** BEGIN Input **
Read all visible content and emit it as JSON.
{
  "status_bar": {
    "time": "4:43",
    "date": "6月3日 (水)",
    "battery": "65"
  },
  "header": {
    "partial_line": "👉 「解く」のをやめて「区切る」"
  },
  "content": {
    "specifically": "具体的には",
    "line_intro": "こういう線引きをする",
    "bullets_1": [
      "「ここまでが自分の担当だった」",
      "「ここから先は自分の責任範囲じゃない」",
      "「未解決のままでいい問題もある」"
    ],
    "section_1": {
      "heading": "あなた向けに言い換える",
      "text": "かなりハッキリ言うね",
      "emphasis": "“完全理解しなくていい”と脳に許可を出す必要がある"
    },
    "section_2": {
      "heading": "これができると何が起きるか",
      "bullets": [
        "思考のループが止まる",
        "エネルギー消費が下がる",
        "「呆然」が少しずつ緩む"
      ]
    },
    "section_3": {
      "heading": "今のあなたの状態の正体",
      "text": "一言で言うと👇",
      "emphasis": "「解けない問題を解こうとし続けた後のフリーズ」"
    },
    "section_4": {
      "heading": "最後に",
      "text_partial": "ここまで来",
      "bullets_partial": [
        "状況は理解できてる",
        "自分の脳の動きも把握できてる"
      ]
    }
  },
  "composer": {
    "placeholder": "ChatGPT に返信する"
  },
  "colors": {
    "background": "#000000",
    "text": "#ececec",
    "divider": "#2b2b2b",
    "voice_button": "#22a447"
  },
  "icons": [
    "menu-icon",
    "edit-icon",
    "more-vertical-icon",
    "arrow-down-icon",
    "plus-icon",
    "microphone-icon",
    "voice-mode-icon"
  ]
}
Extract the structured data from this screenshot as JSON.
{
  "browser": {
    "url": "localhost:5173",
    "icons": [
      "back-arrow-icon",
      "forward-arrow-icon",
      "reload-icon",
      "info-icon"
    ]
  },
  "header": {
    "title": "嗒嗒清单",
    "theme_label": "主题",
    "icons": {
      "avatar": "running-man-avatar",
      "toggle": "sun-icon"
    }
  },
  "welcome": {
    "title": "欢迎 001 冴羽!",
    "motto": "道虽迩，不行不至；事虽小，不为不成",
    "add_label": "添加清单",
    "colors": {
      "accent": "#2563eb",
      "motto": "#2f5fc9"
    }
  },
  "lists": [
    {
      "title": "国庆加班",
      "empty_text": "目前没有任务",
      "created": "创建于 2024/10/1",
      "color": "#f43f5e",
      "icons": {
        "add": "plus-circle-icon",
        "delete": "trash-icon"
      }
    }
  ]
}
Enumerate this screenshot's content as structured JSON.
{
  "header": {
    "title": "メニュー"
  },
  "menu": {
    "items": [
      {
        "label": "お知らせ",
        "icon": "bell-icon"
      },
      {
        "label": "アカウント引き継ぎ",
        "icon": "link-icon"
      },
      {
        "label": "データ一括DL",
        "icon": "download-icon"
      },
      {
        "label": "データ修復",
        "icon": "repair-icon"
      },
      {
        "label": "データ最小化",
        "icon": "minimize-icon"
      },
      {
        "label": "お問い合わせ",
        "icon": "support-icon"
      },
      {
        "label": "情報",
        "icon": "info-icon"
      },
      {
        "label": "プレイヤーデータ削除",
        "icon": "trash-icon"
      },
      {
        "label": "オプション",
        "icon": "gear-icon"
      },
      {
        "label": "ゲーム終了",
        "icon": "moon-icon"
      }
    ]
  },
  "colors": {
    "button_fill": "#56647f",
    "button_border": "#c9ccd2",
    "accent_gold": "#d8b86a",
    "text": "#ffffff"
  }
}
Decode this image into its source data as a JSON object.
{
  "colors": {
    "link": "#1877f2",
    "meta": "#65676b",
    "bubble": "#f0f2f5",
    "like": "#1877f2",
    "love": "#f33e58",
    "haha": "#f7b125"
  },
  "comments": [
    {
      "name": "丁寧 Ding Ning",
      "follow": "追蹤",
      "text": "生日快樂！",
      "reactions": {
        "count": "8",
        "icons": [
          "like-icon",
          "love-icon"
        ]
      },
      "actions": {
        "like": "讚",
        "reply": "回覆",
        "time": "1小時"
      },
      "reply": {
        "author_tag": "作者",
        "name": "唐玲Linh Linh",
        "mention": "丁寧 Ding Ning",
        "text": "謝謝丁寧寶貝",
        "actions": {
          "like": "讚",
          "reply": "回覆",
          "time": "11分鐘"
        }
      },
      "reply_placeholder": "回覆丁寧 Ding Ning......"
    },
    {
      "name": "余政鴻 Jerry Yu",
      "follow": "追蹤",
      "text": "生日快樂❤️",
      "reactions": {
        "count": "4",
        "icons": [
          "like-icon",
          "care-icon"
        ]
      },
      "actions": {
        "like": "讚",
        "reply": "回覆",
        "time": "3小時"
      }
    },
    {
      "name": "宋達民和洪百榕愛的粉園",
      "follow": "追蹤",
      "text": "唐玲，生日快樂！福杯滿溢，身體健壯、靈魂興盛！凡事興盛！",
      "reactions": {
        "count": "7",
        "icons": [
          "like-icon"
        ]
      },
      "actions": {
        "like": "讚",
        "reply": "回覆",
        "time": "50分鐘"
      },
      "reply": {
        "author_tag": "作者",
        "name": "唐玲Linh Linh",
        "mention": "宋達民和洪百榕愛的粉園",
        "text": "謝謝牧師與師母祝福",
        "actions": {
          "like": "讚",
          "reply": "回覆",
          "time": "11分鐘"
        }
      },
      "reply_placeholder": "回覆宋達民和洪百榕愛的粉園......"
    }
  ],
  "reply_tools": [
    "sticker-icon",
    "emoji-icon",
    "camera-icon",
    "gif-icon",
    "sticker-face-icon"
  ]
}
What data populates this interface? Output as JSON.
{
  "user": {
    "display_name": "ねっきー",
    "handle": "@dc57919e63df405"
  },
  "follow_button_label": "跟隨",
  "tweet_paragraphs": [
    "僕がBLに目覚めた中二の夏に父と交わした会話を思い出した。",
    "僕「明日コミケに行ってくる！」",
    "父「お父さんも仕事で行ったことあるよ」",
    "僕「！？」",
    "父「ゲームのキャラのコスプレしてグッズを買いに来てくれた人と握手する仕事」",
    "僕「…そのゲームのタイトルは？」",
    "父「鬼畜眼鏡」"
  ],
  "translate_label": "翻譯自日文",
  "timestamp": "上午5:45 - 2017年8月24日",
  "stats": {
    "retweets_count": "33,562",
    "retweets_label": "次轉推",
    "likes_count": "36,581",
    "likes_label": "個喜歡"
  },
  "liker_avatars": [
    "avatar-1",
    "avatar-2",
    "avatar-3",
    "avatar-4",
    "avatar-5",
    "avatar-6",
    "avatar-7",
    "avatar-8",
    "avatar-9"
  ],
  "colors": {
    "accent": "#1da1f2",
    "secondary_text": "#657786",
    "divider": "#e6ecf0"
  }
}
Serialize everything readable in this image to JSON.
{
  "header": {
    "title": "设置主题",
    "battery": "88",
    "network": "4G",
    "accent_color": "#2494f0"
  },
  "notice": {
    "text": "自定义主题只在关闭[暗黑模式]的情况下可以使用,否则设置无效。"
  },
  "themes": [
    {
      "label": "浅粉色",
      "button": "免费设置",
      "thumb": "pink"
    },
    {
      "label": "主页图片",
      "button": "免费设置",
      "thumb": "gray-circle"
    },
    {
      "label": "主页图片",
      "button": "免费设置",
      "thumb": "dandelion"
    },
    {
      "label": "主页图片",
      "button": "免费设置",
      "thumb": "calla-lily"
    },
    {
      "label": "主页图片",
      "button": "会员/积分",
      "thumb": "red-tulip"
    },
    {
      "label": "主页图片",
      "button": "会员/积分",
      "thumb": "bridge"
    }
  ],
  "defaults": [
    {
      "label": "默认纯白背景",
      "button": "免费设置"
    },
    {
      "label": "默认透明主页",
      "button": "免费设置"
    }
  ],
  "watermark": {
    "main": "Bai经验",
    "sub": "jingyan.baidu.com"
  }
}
** END Input **
Find every line of the data that holds the string "mention", then say how many there are and nothing else.

Full solution:
2